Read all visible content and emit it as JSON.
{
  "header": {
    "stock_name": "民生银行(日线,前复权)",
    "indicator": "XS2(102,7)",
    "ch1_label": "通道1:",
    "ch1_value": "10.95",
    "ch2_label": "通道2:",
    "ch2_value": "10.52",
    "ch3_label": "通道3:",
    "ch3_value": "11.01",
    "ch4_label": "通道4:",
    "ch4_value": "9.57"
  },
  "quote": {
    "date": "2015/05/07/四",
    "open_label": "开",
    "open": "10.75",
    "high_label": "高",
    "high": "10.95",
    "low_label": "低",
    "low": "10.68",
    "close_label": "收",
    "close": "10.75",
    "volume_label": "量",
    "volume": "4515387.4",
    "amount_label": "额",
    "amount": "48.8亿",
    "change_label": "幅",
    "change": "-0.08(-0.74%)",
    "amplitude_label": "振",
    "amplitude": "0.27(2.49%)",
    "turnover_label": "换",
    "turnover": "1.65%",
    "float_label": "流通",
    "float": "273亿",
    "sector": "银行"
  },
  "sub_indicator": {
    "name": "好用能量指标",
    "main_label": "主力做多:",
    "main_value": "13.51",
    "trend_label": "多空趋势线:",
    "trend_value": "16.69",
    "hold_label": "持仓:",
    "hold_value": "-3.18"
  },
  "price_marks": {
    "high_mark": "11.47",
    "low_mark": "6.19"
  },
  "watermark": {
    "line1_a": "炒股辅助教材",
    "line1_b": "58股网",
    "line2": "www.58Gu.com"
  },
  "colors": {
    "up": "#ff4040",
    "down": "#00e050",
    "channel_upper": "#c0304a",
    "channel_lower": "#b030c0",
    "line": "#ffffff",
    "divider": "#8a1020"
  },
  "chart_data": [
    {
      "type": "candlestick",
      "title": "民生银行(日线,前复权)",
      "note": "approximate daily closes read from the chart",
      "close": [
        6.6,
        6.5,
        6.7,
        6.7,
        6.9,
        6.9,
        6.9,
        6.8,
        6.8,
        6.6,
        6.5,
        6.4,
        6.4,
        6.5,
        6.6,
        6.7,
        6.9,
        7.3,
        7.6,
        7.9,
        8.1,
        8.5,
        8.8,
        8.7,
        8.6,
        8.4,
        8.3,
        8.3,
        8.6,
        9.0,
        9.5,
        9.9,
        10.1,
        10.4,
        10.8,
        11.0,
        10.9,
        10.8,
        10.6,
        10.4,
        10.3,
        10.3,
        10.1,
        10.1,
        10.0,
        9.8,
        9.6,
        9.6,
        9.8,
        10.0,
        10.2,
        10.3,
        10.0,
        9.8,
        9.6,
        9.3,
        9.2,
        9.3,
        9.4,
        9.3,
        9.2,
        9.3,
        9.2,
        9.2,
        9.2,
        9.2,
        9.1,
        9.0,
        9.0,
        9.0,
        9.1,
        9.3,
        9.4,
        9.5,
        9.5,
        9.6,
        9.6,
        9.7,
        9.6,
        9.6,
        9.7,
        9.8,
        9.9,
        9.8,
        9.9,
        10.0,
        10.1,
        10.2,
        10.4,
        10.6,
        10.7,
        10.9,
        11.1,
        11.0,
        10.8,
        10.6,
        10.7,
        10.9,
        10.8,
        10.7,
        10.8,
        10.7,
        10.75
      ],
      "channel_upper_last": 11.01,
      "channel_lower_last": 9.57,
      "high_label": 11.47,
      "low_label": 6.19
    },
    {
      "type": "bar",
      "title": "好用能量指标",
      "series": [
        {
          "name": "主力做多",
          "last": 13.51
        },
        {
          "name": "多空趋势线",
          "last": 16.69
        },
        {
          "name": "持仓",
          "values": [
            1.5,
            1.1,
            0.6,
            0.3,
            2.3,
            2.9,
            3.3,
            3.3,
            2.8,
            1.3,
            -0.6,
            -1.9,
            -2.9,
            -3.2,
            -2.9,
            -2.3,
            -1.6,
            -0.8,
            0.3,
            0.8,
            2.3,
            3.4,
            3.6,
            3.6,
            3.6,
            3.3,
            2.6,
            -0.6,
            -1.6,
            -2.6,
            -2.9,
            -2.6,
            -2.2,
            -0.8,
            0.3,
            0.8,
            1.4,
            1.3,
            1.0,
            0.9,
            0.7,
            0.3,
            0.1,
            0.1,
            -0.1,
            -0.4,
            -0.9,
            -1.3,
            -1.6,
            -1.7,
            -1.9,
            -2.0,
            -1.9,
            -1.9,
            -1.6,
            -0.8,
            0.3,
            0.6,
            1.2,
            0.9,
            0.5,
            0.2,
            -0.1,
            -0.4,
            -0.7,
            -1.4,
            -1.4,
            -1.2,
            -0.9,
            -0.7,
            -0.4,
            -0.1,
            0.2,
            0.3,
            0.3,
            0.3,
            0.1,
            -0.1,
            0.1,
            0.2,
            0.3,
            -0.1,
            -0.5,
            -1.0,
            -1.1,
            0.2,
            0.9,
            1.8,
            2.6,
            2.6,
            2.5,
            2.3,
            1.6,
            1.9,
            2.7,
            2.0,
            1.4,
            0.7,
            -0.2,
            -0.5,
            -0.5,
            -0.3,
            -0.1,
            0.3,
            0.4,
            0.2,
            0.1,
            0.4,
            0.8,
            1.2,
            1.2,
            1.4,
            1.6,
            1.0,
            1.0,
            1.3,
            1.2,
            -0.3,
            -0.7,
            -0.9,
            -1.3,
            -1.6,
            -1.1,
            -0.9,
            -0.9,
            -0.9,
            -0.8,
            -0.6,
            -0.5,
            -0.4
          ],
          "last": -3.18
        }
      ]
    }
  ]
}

---------------

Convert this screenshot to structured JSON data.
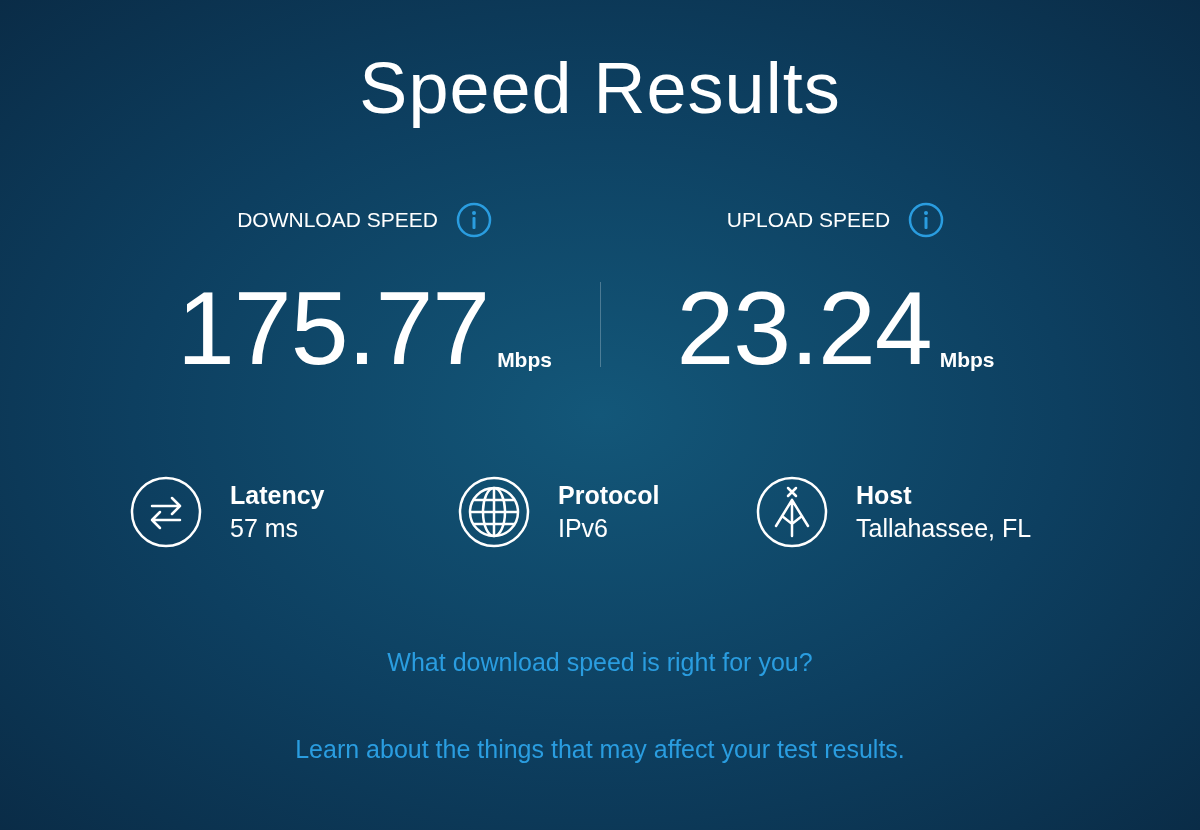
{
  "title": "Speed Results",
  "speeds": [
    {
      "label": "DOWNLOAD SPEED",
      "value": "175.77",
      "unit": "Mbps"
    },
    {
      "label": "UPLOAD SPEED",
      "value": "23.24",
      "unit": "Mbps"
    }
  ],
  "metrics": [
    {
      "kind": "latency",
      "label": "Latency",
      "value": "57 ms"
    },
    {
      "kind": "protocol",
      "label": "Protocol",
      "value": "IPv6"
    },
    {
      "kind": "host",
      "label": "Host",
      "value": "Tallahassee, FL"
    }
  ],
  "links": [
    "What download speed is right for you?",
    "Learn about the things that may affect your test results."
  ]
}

---------------

**EXERCISE DETAILS**
Scan the records above and report how many lines include the word "JSON", without any other text.

**THE COMPLETED TASK**
2